__TEXTE__:
Revenant sur la pique du président du CD concernant ceux qui se disent “pas africains” à Mayotte, le chercheur apportait une autre manière d’aborder la question.
“Qui sommes nous ? Sommes nous arabes ou africains ? Quelle question idiote ! Quand vous achetez des samboussas, vous vous demandez si c’est de la farine, de la viande ou des oignons ? Jamais ? Les trois ingrédients forment un nouveau produit qui s’appelle samboussa. Nous sommes Mahorais, un produit né de la rencontre de tous ces ingrédients. Les contes makua, il y en a beaucoup à Mayotte, le turban porté pour le grand mariage, ce n’est pas un turban omanais, là bas c’est le sultan qui le porte, ici c’est le marié, c’est un turban mahorais. Quand parlera-t-on du Mahorais, du Samboussa, et non de ses ingrédients ?”
Deux mots qui faussent l’histoire
On l’a vu plus haut, l’Ustaarab (ou Usta’rab) est une notion profondément ancrée dans le vocable mahorais qui peut biaiser la perception de l’histoire de l’île. Mais il en est un autre qui rend encore plus complexe l’appréhension de l’esclavage : l’Urumwa.

__CONSIGNES__:
1 – Recopiez le passage du texte qui va de « Deux mots qui » jusqu'à « l’esclavage : l’Urumwa. ».
2 – Répondez à ces questions sur le texte :
(a) À quel plat le chercheur compare-t-il les Mahorais ?
(b) Qui porte le turban omanais ?
(c) Quel mot, en plus de l'Ustaarab, rend l'esclavage encore plus difficile à comprendre ?
Le matériel qui vient ensuite n'a aucun lien avec le texte.

__DONNÉES__:
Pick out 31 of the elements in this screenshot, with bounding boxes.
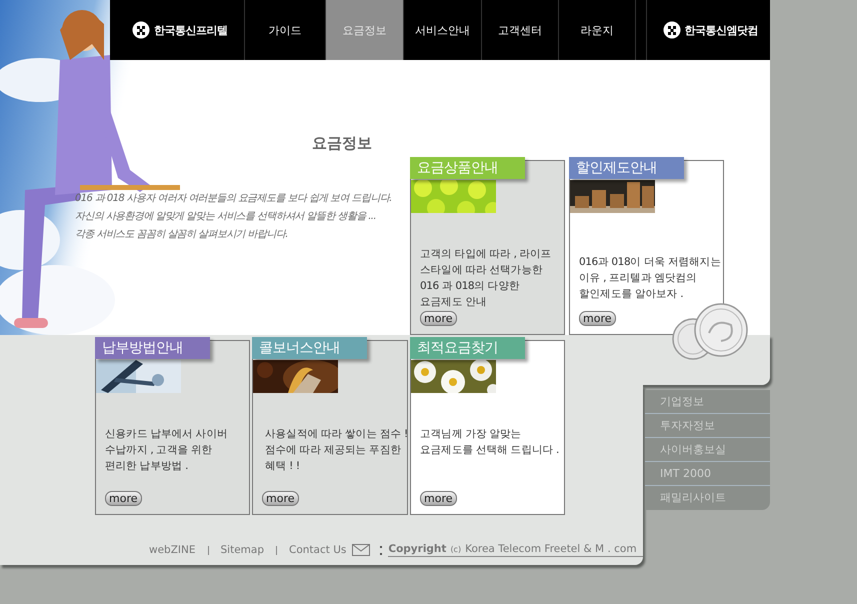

__CORRIGÉS__:
1 –
Deux mots qui faussent l’histoire
On l’a vu plus haut, l’Ustaarab (ou Usta’rab) est une notion profondément ancrée dans le vocable mahorais qui peut biaiser la perception de l’histoire de l’île. Mais il en est un autre qui rend encore plus complexe l’appréhension de l’esclavage : l’Urumwa.

2 –
(a) À la samboussa.
(b) Le sultan.
(c) L'Urumwa.